## Exercise directions
Go through the material below and copy each line where the word "this" appears.

## Stored entries
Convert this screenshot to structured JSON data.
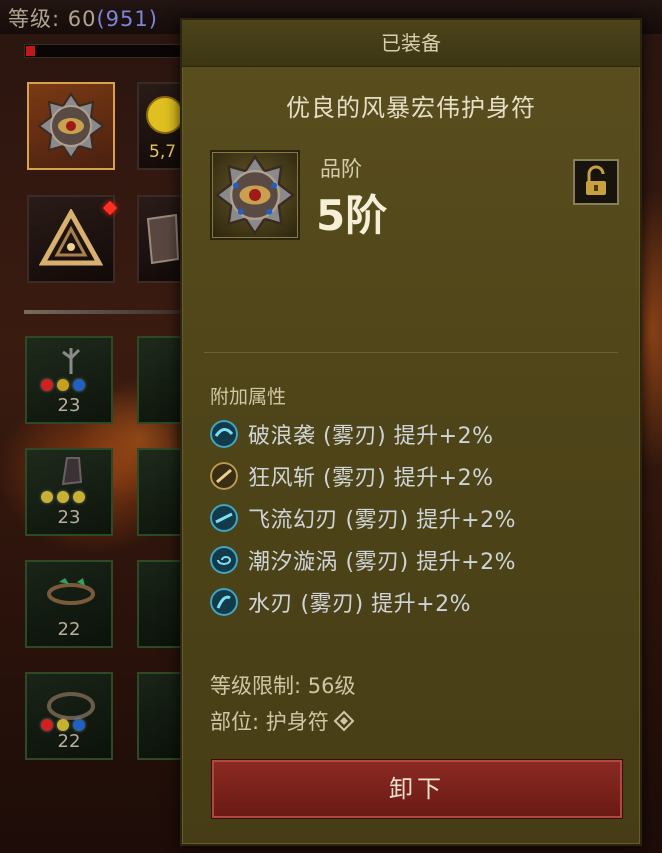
{
  "player": {
    "level_label": "等级: 60",
    "paragon": "(951)",
    "xp_progress": 0.06
  },
  "inventory": {
    "slots": [
      {
        "icon": "amulet-icon",
        "selected": true
      },
      {
        "icon": "gold-coin-icon",
        "count": "5,7"
      },
      {
        "icon": "triangle-sigil-icon",
        "notification": true
      },
      {
        "icon": "armor-icon"
      }
    ],
    "gear": [
      {
        "icon": "staff-icon",
        "num": "23",
        "gems": [
          "#d02020",
          "#c8a020",
          "#2060c0"
        ]
      },
      {
        "icon": "boots-icon",
        "num": "23",
        "gems": [
          "#c8b030",
          "#c8b030",
          "#c8b030"
        ]
      },
      {
        "icon": "ring-green-icon",
        "num": "22",
        "gems": [
          "#30a060",
          "#2060c0"
        ]
      },
      {
        "icon": "ring-icon",
        "num": "22",
        "gems": [
          "#d02020",
          "#c8b030",
          "#2060c0"
        ]
      }
    ]
  },
  "tooltip": {
    "header": "已装备",
    "item_name": "优良的风暴宏伟护身符",
    "grade_label": "品阶",
    "grade_value": "5阶",
    "lock_icon": "unlock-icon",
    "attributes_title": "附加属性",
    "attributes": [
      {
        "icon": "wave-skill-icon",
        "color": "#3fa8c8",
        "text": "破浪袭 (雾刃) 提升+2%"
      },
      {
        "icon": "wind-slash-icon",
        "color": "#b89a50",
        "text": "狂风斩 (雾刃) 提升+2%"
      },
      {
        "icon": "flowing-blade-icon",
        "color": "#3fa8c8",
        "text": "飞流幻刃 (雾刃) 提升+2%"
      },
      {
        "icon": "whirlpool-icon",
        "color": "#3fa8c8",
        "text": "潮汐漩涡 (雾刃) 提升+2%"
      },
      {
        "icon": "water-blade-icon",
        "color": "#3fa8c8",
        "text": "水刃 (雾刃) 提升+2%"
      }
    ],
    "level_req": "等级限制: 56级",
    "slot_type": "部位: 护身符",
    "slot_type_icon": "amulet-slot-icon",
    "button": "卸下"
  }
}
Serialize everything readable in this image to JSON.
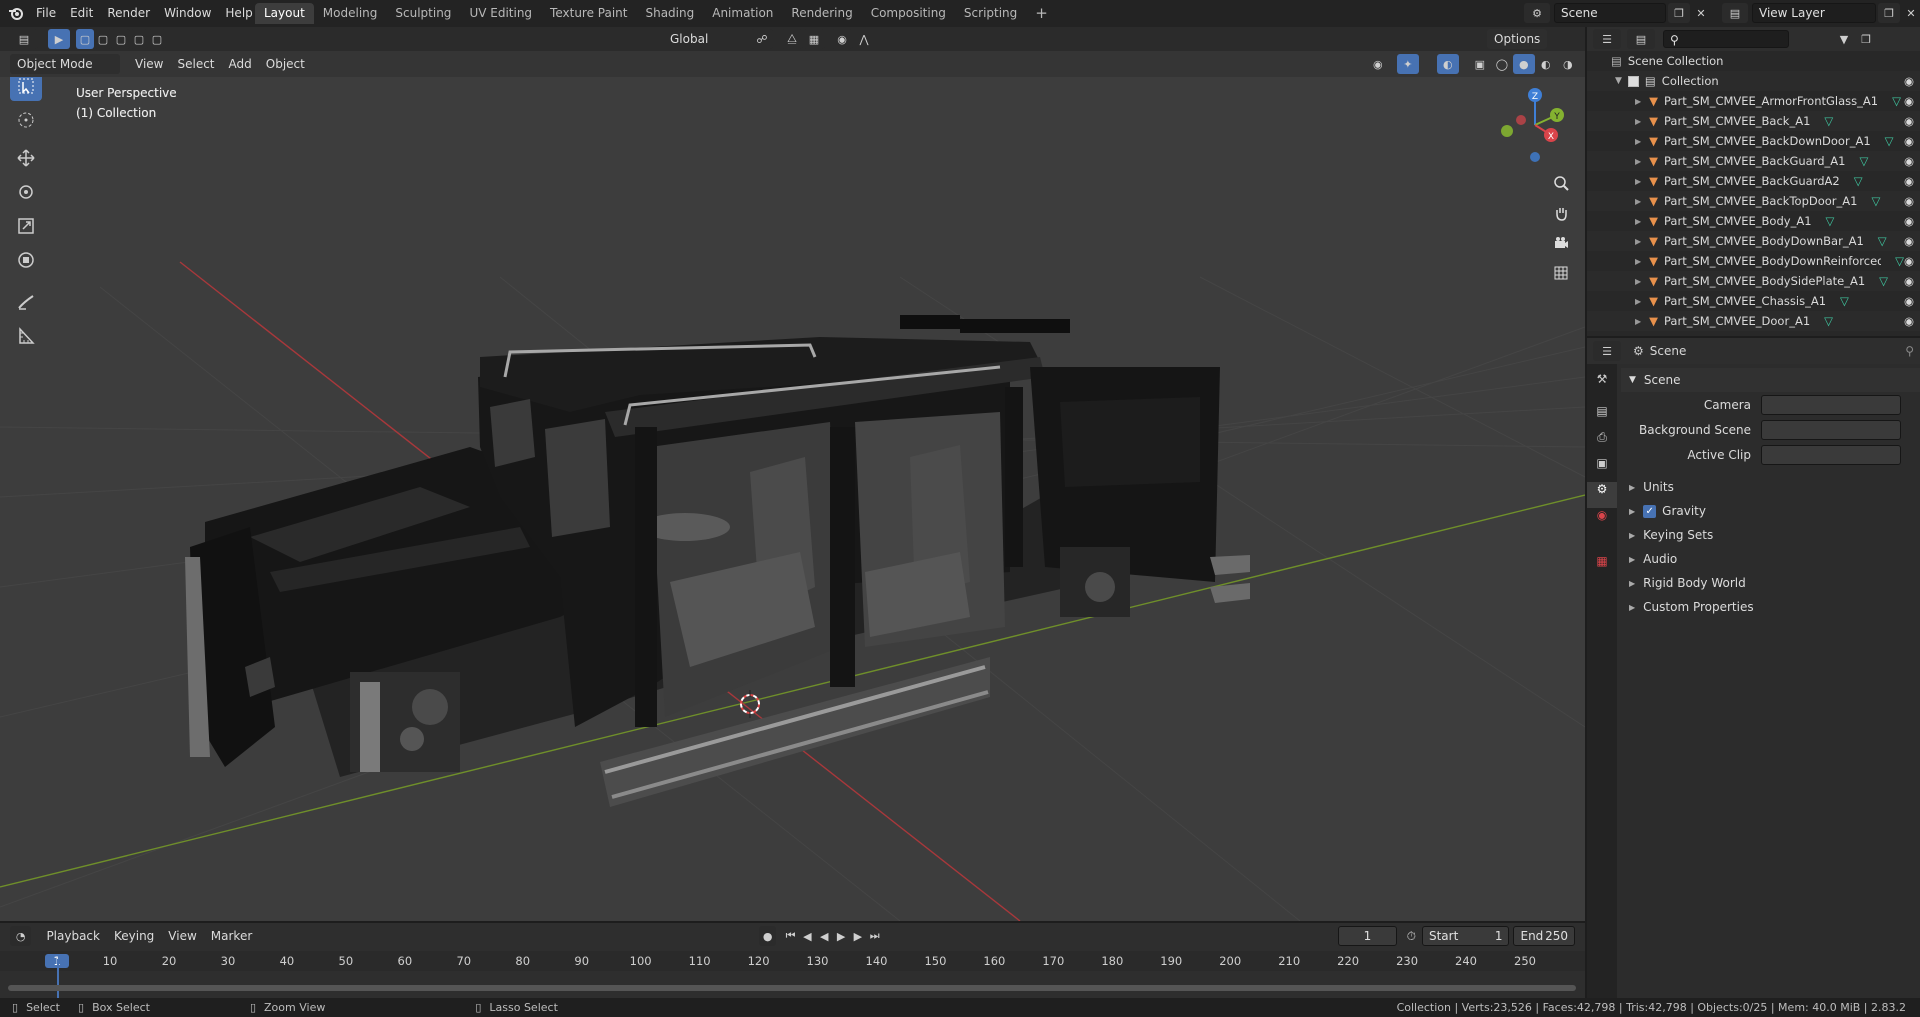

## Answer to the task
Convert this screenshot to structured JSON data.
Serialize everything readable in this image to JSON.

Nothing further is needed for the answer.